DATA ROWS
=====
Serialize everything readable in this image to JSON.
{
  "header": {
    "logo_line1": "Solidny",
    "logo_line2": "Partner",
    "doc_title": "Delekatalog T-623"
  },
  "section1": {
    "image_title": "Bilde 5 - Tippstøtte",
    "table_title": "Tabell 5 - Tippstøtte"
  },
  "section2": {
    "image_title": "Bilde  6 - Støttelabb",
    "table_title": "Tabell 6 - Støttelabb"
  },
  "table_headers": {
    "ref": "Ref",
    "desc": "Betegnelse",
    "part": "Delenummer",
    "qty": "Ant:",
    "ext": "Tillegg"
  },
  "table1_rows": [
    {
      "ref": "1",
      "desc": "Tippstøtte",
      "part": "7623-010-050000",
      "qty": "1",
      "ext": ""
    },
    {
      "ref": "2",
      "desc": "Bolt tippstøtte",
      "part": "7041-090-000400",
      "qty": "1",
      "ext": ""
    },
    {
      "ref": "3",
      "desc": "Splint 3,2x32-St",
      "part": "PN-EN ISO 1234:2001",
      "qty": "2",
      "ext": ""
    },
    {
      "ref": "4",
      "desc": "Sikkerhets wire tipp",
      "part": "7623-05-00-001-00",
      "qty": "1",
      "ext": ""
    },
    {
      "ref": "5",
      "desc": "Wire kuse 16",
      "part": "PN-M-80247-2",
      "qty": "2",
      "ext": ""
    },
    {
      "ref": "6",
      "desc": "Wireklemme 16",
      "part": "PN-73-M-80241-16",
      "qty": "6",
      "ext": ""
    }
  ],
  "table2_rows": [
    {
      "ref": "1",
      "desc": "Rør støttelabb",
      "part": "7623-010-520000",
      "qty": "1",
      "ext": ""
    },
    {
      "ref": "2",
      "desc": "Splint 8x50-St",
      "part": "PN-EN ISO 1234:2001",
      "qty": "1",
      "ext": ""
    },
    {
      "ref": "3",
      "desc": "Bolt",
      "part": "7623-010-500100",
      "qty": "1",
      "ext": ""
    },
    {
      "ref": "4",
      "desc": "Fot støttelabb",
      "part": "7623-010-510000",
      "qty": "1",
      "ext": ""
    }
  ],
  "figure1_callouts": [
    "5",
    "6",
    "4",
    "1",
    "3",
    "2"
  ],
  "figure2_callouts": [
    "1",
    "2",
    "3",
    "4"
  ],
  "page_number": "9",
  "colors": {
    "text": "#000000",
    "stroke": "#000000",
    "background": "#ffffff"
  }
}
=====
WRITTEN REQUEST
Write down every line of the data exactly as it appears above.

RESULT OF THIS EXERCISE
Serialize everything readable in this image to JSON.
{
  "header": {
    "logo_line1": "Solidny",
    "logo_line2": "Partner",
    "doc_title": "Delekatalog T-623"
  },
  "section1": {
    "image_title": "Bilde 5 - Tippstøtte",
    "table_title": "Tabell 5 - Tippstøtte"
  },
  "section2": {
    "image_title": "Bilde  6 - Støttelabb",
    "table_title": "Tabell 6 - Støttelabb"
  },
  "table_headers": {
    "ref": "Ref",
    "desc": "Betegnelse",
    "part": "Delenummer",
    "qty": "Ant:",
    "ext": "Tillegg"
  },
  "table1_rows": [
    {
      "ref": "1",
      "desc": "Tippstøtte",
      "part": "7623-010-050000",
      "qty": "1",
      "ext": ""
    },
    {
      "ref": "2",
      "desc": "Bolt tippstøtte",
      "part": "7041-090-000400",
      "qty": "1",
      "ext": ""
    },
    {
      "ref": "3",
      "desc": "Splint 3,2x32-St",
      "part": "PN-EN ISO 1234:2001",
      "qty": "2",
      "ext": ""
    },
    {
      "ref": "4",
      "desc": "Sikkerhets wire tipp",
      "part": "7623-05-00-001-00",
      "qty": "1",
      "ext": ""
    },
    {
      "ref": "5",
      "desc": "Wire kuse 16",
      "part": "PN-M-80247-2",
      "qty": "2",
      "ext": ""
    },
    {
      "ref": "6",
      "desc": "Wireklemme 16",
      "part": "PN-73-M-80241-16",
      "qty": "6",
      "ext": ""
    }
  ],
  "table2_rows": [
    {
      "ref": "1",
      "desc": "Rør støttelabb",
      "part": "7623-010-520000",
      "qty": "1",
      "ext": ""
    },
    {
      "ref": "2",
      "desc": "Splint 8x50-St",
      "part": "PN-EN ISO 1234:2001",
      "qty": "1",
      "ext": ""
    },
    {
      "ref": "3",
      "desc": "Bolt",
      "part": "7623-010-500100",
      "qty": "1",
      "ext": ""
    },
    {
      "ref": "4",
      "desc": "Fot støttelabb",
      "part": "7623-010-510000",
      "qty": "1",
      "ext": ""
    }
  ],
  "figure1_callouts": [
    "5",
    "6",
    "4",
    "1",
    "3",
    "2"
  ],
  "figure2_callouts": [
    "1",
    "2",
    "3",
    "4"
  ],
  "page_number": "9",
  "colors": {
    "text": "#000000",
    "stroke": "#000000",
    "background": "#ffffff"
  }
}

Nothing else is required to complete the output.